:: REQUIREMENTS ::
All lines featuring the string "true" are to be listed.

:: INFORMATION SUPPLIED ::

'''

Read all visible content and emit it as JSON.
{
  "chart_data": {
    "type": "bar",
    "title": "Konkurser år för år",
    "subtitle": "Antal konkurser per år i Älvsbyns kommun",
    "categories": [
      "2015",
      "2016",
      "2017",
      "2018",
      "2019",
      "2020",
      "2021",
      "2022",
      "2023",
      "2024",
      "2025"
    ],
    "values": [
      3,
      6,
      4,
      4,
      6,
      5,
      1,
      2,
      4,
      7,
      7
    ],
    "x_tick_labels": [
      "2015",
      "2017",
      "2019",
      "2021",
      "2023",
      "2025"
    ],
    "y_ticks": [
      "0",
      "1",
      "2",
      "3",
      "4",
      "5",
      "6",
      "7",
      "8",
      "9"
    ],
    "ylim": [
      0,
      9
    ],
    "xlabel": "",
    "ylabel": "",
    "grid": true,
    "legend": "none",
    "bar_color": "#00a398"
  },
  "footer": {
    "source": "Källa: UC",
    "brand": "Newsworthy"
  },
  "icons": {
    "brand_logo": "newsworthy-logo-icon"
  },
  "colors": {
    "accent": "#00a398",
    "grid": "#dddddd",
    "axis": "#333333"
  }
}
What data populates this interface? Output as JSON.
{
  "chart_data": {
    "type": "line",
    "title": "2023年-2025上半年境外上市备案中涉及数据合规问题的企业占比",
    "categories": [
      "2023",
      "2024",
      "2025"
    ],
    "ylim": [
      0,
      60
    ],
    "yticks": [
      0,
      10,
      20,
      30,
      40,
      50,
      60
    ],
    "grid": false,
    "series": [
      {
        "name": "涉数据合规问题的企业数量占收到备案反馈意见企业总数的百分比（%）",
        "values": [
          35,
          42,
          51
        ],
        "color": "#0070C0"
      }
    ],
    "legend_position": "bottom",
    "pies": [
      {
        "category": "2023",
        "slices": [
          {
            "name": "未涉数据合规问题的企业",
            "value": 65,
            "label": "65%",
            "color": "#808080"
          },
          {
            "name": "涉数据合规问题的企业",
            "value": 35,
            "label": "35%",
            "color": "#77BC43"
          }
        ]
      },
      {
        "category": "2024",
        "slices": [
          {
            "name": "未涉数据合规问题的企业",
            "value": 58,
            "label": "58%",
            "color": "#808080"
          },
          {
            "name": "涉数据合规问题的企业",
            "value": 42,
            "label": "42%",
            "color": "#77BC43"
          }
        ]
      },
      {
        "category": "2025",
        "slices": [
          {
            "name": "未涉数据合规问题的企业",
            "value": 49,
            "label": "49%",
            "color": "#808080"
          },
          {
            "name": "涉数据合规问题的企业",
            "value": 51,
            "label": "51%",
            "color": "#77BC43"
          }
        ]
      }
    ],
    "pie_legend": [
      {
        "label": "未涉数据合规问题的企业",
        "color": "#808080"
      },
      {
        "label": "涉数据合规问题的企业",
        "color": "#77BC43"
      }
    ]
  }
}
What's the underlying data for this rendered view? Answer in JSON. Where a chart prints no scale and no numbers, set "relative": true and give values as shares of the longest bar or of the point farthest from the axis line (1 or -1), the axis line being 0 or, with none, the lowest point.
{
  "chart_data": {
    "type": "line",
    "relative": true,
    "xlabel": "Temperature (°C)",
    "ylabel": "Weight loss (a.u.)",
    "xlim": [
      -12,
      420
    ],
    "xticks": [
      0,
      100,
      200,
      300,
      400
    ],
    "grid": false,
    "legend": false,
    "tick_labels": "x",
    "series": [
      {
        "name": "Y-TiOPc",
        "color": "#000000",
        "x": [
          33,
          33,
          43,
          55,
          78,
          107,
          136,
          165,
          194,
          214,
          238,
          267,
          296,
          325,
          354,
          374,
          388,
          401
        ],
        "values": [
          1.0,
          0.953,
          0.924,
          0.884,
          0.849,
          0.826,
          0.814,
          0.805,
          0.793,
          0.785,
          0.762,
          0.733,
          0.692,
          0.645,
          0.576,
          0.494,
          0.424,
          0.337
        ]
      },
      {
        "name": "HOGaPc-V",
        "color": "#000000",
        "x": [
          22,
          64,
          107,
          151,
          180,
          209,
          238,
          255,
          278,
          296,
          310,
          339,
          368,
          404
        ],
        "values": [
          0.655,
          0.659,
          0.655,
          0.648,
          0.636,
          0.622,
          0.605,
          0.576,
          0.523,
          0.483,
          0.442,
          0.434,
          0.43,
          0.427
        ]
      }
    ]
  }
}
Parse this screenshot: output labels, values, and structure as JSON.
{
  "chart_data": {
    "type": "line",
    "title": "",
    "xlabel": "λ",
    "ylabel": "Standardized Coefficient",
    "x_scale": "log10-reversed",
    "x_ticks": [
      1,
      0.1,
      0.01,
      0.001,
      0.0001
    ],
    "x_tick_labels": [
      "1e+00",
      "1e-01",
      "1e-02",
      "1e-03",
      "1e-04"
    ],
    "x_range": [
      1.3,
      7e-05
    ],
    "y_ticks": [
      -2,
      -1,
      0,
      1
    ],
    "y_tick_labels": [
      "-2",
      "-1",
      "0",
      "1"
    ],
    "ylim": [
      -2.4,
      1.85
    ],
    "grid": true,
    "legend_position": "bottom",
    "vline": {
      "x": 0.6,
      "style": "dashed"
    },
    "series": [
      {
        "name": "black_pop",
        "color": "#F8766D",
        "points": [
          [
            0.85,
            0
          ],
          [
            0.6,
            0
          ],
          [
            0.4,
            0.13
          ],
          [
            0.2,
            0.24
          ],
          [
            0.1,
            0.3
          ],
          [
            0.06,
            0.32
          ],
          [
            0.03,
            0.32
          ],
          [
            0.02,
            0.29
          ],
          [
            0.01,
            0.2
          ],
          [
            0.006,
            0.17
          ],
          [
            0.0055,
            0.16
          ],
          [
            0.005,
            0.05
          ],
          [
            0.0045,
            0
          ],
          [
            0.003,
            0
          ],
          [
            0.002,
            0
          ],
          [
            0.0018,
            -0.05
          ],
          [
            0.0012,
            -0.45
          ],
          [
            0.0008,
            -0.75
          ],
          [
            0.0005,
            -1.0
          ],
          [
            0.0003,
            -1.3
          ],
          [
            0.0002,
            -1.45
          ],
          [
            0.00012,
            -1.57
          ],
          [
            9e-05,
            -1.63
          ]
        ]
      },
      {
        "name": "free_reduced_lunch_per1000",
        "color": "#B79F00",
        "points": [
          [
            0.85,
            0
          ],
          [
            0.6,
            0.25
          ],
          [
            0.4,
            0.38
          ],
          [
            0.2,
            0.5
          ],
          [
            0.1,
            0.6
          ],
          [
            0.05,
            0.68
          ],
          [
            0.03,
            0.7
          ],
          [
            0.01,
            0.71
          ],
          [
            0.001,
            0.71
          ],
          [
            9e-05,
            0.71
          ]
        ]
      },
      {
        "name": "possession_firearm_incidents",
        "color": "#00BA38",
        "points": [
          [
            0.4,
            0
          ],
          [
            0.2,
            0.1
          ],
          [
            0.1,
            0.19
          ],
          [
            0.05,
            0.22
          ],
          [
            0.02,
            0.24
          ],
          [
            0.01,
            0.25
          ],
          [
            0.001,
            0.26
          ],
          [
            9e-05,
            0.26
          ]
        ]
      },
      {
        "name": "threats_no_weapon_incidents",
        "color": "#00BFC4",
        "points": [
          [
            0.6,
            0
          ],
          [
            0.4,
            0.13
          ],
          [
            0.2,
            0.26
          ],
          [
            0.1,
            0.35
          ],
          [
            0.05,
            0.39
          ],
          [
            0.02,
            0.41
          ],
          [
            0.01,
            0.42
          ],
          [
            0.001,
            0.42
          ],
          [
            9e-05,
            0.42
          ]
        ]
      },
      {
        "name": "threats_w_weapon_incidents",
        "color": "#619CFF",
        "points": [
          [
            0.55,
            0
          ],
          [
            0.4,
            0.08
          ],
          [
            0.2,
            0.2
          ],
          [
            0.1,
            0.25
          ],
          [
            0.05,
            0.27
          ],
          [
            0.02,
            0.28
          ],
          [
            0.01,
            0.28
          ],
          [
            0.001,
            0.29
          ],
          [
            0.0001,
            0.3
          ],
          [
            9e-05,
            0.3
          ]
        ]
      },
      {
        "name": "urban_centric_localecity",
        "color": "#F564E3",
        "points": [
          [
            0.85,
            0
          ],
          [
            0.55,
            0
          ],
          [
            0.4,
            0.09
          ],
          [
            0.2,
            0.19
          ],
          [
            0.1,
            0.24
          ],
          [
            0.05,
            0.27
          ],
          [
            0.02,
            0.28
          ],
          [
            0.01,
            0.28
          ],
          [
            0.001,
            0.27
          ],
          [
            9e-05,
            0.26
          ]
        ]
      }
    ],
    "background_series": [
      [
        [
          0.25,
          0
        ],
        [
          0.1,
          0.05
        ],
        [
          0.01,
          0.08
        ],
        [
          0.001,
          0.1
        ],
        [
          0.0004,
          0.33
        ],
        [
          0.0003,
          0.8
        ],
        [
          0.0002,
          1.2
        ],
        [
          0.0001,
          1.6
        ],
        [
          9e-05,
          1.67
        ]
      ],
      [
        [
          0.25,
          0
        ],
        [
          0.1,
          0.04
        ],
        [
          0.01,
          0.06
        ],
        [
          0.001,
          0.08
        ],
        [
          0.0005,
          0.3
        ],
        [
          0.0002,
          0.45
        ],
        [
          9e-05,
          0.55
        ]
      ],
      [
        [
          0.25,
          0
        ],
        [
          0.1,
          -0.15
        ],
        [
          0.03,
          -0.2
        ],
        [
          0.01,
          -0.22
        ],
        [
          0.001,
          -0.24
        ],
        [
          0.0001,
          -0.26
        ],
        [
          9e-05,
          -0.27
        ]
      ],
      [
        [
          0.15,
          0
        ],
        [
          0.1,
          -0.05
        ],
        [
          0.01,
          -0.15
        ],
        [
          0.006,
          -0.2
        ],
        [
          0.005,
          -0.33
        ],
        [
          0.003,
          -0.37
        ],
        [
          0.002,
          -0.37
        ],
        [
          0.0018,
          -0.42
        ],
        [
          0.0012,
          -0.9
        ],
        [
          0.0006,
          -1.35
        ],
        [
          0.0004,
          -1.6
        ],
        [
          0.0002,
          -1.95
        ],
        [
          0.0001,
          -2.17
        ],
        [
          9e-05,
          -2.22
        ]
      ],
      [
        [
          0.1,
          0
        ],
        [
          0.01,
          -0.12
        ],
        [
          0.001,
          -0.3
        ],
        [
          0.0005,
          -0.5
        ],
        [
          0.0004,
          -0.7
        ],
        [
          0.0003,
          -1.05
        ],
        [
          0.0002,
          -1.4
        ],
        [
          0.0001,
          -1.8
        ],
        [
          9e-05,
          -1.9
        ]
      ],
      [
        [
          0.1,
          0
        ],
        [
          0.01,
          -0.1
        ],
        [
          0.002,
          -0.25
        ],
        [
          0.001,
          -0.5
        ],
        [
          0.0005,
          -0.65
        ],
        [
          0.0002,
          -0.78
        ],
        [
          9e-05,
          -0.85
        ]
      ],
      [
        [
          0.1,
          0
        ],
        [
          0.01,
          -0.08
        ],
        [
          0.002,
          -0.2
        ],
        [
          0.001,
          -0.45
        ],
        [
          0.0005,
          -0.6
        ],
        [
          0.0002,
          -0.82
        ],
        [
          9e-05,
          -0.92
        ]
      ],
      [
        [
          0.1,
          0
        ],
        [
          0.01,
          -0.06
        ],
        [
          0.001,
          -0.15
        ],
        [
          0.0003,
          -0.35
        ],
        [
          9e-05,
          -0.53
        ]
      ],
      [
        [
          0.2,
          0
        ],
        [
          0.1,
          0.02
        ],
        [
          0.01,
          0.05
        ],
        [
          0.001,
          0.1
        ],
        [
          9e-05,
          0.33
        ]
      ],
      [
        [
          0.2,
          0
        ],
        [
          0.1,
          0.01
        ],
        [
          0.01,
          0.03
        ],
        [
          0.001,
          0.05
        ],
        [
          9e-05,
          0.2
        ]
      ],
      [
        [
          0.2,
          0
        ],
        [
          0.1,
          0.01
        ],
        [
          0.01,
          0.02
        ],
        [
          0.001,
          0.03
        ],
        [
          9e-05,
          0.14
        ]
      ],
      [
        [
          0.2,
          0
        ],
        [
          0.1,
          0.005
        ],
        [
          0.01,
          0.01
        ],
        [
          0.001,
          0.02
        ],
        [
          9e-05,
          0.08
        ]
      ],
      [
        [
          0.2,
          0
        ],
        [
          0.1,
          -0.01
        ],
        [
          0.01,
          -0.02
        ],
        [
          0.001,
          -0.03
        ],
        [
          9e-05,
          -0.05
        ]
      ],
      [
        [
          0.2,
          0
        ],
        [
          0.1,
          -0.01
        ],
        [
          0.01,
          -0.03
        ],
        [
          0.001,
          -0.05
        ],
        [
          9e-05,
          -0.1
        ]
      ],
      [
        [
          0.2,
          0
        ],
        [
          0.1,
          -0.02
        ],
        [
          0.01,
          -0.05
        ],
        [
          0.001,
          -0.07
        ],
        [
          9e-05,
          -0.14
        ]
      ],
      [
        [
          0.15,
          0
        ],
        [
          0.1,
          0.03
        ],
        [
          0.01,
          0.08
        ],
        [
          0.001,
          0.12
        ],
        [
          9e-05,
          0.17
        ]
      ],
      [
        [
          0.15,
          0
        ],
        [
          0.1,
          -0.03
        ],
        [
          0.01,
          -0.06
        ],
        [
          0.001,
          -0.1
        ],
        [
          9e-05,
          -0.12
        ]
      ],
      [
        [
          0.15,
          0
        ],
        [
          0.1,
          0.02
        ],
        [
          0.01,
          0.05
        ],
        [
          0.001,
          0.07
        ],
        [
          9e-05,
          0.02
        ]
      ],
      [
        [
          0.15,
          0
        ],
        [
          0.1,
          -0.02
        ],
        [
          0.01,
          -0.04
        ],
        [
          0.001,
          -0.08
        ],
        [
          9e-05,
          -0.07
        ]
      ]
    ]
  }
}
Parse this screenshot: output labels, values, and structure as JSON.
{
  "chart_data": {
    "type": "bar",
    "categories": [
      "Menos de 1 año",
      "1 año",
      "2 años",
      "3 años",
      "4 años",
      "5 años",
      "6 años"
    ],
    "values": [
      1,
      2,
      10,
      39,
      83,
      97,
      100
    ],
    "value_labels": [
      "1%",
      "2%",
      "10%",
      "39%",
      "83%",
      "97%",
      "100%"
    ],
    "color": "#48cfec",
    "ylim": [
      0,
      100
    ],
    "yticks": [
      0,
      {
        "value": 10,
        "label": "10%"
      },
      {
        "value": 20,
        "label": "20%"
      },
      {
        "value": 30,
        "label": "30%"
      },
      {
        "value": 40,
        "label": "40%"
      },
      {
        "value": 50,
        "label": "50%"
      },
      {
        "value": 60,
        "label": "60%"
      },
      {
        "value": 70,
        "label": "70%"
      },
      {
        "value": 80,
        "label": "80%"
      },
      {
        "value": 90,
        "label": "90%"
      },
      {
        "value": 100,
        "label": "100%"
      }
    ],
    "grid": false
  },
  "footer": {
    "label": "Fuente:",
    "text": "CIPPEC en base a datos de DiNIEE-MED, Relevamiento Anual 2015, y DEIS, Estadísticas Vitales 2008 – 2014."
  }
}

'''

:: RESULT OF THE TASK ::
    "grid": true,
What's the underlying data for this rendered view? Answer in JSON. Where a chart prints no scale and no numbers, set "relative": true and give values as shares of the longest bar or of the point farthest from the axis line (1 or -1), the axis line being 0 or, with none, the lowest point.
    "relative": true,
    "grid": true,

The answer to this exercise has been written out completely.